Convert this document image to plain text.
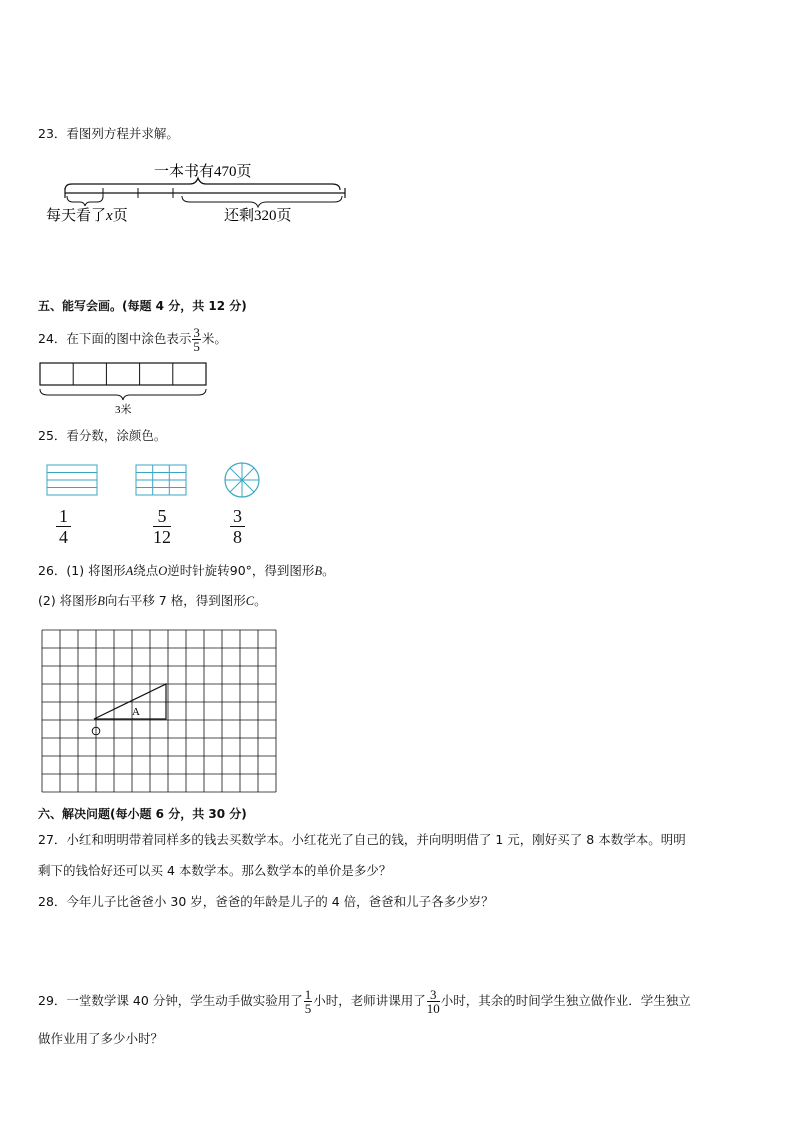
23．看图列方程并求解。
一本书有470页
每天看了x页	还剩320页
五、能写会画。(每题 4 分，共 12 分)
24．在下面的图中涂色表示 $\frac{3}{5}$ 米。
3米
25．看分数，涂颜色。
$\frac{1}{4}$	$\frac{5}{12}$	$\frac{3}{8}$
26．(1) 将图形A绕点O逆时针旋转90°，得到图形B。
(2) 将图形B向右平移 7 格，得到图形C。
A
六、解决问题(每小题 6 分，共 30 分)
27．小红和明明带着同样多的钱去买数学本。小红花光了自己的钱，并向明明借了 1 元，刚好买了 8 本数学本。明明
剩下的钱恰好还可以买 4 本数学本。那么数学本的单价是多少？
28．今年儿子比爸爸小 30 岁，爸爸的年龄是儿子的 4 倍，爸爸和儿子各多少岁？
29．一堂数学课 40 分钟，学生动手做实验用了 $\frac{1}{5}$ 小时，老师讲课用了 $\frac{3}{10}$ 小时，其余的时间学生独立做作业．学生独立
做作业用了多少小时？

· · ·

> **AIM**
Retype all the records shown above, character for character. Omit every picture.

> **ANSWER TO THIS PROBLEM**
Convert this document image to plain text.
23．看图列方程并求解。
一本书有470页
每天看了x页	还剩320页
五、能写会画。(每题 4 分，共 12 分)
24．在下面的图中涂色表示 $\frac{3}{5}$ 米。
3米
25．看分数，涂颜色。
$\frac{1}{4}$	$\frac{5}{12}$	$\frac{3}{8}$
26．(1) 将图形A绕点O逆时针旋转90°，得到图形B。
(2) 将图形B向右平移 7 格，得到图形C。
A
六、解决问题(每小题 6 分，共 30 分)
27．小红和明明带着同样多的钱去买数学本。小红花光了自己的钱，并向明明借了 1 元，刚好买了 8 本数学本。明明
剩下的钱恰好还可以买 4 本数学本。那么数学本的单价是多少？
28．今年儿子比爸爸小 30 岁，爸爸的年龄是儿子的 4 倍，爸爸和儿子各多少岁？
29．一堂数学课 40 分钟，学生动手做实验用了 $\frac{1}{5}$ 小时，老师讲课用了 $\frac{3}{10}$ 小时，其余的时间学生独立做作业．学生独立
做作业用了多少小时？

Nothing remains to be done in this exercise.